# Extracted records
========================

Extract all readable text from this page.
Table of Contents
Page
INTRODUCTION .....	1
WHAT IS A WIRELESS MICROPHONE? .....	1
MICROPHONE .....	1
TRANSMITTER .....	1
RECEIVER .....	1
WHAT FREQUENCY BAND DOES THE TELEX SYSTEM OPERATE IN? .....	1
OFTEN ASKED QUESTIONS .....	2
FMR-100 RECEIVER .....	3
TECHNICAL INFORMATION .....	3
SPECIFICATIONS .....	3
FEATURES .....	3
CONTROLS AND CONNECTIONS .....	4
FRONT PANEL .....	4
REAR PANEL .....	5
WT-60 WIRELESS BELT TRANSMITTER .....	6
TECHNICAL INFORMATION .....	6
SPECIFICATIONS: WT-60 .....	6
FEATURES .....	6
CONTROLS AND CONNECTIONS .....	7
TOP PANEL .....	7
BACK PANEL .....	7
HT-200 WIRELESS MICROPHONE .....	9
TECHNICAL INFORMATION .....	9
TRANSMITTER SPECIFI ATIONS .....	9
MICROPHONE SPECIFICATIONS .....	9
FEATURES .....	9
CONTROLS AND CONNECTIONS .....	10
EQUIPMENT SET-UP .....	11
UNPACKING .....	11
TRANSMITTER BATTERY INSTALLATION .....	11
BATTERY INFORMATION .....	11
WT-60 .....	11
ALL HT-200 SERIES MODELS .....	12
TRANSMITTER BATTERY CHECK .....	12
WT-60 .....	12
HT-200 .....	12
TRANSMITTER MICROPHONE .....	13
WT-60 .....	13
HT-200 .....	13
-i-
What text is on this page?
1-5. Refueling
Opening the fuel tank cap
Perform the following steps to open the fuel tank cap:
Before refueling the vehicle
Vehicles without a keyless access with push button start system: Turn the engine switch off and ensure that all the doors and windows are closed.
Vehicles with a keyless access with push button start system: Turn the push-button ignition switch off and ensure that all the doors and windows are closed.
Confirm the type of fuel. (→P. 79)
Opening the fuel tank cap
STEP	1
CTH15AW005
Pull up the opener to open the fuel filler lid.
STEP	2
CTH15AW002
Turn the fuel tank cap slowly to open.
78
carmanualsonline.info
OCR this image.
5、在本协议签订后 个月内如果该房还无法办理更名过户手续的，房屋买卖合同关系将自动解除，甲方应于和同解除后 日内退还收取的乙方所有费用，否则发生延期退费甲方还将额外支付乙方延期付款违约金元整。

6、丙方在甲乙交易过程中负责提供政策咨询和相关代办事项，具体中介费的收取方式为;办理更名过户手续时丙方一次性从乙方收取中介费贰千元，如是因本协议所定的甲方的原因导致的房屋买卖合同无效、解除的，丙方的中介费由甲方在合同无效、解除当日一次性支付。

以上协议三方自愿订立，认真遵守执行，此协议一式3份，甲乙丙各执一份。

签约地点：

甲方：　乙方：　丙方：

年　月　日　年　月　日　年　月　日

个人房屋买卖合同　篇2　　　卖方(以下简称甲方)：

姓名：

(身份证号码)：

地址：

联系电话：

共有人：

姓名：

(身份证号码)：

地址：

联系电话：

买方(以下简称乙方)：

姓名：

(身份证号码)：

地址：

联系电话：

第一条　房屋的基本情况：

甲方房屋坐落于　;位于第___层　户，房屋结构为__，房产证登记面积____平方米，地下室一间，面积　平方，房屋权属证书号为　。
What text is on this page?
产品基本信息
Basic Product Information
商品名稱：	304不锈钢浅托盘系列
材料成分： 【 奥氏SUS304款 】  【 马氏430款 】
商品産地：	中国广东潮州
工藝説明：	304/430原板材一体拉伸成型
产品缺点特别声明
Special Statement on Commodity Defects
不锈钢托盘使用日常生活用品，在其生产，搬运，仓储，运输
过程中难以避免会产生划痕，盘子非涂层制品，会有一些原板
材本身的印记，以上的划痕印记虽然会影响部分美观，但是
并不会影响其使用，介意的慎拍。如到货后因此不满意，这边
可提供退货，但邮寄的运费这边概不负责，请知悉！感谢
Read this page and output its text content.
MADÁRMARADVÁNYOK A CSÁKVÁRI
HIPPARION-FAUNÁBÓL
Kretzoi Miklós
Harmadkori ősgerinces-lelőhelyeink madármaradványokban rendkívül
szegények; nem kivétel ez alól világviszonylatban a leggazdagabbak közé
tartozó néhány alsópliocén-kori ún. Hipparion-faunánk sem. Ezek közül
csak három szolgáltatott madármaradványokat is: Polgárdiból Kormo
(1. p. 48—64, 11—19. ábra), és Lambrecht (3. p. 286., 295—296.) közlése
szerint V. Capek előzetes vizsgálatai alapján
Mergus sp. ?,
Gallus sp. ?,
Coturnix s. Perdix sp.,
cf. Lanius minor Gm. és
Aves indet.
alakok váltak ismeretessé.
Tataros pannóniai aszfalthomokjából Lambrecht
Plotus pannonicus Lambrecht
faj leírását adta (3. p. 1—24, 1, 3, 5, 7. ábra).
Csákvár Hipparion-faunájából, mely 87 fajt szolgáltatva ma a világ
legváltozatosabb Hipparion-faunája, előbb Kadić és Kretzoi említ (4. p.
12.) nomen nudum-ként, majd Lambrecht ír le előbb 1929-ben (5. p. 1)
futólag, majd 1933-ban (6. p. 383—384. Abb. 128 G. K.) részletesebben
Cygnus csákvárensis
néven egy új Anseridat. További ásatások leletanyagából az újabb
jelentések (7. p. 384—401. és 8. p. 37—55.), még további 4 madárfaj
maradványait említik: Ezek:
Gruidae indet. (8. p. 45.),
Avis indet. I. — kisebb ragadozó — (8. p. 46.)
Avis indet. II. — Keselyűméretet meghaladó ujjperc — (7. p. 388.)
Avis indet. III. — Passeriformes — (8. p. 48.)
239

========================

Show the lines where the word "Lambrecht" appears in the entries.

# Task answer
(1. p. 48—64, 11—19. ábra), és Lambrecht (3. p. 286., 295—296.) közlése
Tataros pannóniai aszfalthomokjából Lambrecht
Plotus pannonicus Lambrecht
12.) nomen nudum-ként, majd Lambrecht ír le előbb 1929-ben (5. p. 1)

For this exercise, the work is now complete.